Automating DAO Governance with AI Agents: Proposal Analysis and Voting Simulation

Build an AI agent that analyzes DAO governance proposals, simulates voting outcomes, and detects voter manipulation patterns — covering Snapshot, Tally, and on-chain governance contracts.

Your DAO passed a proposal that drained 40% of the treasury. 73% of voting power came from wallets created 48 hours before the vote. An AI agent would have flagged it in 90 seconds. You’re not here to read another breathless think-piece about the potential of AI in Web3. You’re here because you’re tired of manually sifting through Snapshot pages and Etherscan tabs, trying to spot the attack before it drains the funds you’re responsible for. Let’s build a system that does it for you—an AI agent that analyzes proposals, sniffs out manipulation, and simulates votes before they happen, using real tools on real chains.

Problem =>
Write the next part of the article on using AI agents for DAO governance, picking up after its last sentence.

Given information =>

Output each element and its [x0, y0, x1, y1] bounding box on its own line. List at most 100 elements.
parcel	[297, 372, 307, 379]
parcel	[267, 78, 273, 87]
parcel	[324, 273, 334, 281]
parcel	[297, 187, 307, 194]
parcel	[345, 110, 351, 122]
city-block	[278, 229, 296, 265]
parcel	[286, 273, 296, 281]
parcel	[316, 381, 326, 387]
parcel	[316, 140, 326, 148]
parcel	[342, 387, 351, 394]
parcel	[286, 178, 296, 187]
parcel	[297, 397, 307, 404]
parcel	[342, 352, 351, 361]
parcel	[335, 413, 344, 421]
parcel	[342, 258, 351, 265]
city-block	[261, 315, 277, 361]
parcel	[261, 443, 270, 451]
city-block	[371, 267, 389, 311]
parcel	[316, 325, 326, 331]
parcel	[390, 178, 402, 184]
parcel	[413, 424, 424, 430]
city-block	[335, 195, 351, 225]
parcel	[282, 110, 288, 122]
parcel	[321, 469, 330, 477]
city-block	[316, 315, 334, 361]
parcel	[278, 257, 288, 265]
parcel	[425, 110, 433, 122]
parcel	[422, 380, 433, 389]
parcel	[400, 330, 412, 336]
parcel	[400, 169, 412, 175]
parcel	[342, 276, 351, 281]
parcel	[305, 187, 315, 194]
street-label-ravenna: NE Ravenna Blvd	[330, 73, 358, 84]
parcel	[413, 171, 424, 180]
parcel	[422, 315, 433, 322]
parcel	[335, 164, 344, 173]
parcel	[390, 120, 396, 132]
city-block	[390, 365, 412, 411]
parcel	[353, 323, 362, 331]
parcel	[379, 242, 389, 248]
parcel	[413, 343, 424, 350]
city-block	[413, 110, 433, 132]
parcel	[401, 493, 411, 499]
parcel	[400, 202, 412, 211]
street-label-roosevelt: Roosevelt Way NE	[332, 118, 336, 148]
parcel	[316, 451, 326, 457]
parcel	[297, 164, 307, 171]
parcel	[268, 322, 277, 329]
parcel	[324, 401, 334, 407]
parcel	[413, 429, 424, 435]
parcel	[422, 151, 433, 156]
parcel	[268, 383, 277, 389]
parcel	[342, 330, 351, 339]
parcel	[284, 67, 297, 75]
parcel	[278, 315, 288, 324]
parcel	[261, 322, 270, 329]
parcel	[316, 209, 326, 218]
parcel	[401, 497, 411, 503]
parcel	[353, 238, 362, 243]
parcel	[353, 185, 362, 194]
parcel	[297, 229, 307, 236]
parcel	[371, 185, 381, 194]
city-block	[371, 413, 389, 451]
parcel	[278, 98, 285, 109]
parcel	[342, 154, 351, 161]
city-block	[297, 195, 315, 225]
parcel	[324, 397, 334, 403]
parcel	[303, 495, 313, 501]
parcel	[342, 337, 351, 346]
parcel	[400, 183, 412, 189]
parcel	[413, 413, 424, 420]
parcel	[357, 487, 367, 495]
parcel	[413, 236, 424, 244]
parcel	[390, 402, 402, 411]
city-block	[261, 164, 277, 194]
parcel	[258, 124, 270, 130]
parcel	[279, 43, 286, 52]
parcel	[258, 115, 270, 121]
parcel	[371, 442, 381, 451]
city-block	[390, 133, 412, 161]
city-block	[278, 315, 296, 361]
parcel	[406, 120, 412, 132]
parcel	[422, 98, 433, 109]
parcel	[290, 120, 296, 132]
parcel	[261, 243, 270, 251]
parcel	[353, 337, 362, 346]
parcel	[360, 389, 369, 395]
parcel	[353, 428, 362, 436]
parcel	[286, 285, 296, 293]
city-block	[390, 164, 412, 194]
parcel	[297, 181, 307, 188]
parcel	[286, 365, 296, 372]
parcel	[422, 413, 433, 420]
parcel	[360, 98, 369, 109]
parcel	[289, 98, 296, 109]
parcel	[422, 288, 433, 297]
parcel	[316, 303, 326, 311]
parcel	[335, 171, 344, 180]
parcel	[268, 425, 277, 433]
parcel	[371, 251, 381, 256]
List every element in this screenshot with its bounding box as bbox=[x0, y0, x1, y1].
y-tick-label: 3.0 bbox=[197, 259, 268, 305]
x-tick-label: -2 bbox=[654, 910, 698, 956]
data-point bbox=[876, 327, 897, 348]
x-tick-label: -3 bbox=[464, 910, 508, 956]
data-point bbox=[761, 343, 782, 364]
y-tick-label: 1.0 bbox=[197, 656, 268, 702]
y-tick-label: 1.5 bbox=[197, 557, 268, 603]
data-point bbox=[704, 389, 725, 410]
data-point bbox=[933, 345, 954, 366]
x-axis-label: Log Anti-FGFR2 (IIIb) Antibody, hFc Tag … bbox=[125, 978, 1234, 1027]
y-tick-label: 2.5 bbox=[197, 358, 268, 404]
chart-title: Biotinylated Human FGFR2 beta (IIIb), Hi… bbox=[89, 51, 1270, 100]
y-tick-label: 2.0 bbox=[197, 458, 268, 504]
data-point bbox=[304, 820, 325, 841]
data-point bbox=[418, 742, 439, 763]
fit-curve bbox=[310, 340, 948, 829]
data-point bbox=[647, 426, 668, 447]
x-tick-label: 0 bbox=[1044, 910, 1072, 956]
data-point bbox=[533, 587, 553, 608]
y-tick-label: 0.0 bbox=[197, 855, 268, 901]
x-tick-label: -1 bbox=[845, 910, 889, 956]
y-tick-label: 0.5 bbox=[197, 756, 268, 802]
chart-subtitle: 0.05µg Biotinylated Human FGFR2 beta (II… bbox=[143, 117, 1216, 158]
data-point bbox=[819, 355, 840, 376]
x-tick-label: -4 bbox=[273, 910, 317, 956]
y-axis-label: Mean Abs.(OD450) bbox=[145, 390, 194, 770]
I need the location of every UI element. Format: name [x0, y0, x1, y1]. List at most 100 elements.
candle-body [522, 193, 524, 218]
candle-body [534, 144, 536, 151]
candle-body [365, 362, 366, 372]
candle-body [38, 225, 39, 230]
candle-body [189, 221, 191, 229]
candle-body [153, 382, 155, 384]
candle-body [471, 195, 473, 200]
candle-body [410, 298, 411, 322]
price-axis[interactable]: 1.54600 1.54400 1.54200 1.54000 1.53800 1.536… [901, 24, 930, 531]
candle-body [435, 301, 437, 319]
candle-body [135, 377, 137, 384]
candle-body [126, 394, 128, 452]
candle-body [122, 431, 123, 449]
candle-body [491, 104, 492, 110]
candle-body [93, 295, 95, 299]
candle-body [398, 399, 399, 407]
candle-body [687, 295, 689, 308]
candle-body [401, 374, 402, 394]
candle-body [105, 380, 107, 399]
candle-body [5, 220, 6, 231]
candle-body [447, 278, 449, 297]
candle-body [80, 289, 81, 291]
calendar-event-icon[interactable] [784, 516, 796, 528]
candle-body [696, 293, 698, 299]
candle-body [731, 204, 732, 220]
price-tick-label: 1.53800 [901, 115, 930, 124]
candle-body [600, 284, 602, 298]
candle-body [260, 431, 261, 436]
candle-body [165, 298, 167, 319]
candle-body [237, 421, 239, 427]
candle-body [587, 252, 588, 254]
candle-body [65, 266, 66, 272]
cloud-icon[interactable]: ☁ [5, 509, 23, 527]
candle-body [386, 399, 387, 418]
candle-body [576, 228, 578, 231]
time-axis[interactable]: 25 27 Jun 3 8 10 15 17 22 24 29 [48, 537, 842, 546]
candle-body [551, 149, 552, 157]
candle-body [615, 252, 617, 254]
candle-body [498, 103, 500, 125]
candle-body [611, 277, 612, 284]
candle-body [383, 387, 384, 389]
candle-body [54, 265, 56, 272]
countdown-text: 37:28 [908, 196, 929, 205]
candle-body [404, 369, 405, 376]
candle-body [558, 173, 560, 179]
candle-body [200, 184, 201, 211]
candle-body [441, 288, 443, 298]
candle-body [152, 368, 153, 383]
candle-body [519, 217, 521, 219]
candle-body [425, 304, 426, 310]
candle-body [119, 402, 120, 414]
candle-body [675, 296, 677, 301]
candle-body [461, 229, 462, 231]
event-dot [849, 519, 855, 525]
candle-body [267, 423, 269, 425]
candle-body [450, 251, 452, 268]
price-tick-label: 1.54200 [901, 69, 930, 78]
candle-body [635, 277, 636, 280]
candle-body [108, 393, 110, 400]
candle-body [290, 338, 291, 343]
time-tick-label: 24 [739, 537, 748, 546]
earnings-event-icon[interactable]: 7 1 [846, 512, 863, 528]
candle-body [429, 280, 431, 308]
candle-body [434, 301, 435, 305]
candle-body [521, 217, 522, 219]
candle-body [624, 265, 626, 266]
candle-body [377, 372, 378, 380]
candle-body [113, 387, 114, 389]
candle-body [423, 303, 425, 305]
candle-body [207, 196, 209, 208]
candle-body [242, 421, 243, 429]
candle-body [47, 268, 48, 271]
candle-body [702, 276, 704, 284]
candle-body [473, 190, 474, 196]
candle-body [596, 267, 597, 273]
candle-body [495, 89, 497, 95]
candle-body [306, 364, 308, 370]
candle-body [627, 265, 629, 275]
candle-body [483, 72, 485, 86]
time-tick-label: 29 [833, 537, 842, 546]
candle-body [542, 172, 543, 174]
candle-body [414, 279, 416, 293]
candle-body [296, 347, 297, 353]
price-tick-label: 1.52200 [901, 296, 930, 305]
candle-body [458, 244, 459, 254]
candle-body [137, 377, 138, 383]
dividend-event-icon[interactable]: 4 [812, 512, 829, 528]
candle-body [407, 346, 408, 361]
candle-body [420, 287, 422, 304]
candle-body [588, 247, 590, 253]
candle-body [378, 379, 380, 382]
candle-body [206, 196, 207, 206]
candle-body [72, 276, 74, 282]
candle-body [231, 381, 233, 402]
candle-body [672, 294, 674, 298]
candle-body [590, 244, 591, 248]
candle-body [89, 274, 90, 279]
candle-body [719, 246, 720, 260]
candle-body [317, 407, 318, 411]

Task output =>
Why Your DAO’s Snapshot Page is a Ticking Time Bomb

DAO governance isn’t broken; it’s just a juicy, slow-moving target. The attack vectors are well-known, but spotting them in the noise of ~1.2M transactions/day on Ethereum (Etherscan, Q1 2026) is the problem. Your main enemies are:

  • Bribery & Vote Farming: Protocols literally pay voters (in their own token) to vote a certain way. It’s legal, it’s on-chain, and it completely skews “community” sentiment.
  • Sybil Attacks (The 48-Hour Wallet Special): An attacker creates hundreds of wallets, airdrops themselves governance tokens from a faucet or via a flash loan, and votes in a bloc. The wallet age and funding source are dead giveaways—if you check.
  • Flash Loan Voting: Borrow millions in governance tokens for the duration of a vote, swing it, repay the loan, and pocket the profits from the malicious proposal’s outcome. It leaves a massive, obvious on-chain footprint that vanishes after one block.

Manual review misses these patterns. A script that checks wallet creation dates, funding sources, and delegate concentration doesn’t. That’s your agent’s first job.

Architecting Your Governance Sentinel: More Than a Script

This isn’t a one-off Python file. It’s a monitoring system. The core architecture needs three layers:

  1. Data Fetcher: Pulls live proposal and vote data from Snapshot and Tally APIs, and raw transaction history from chain RPCs.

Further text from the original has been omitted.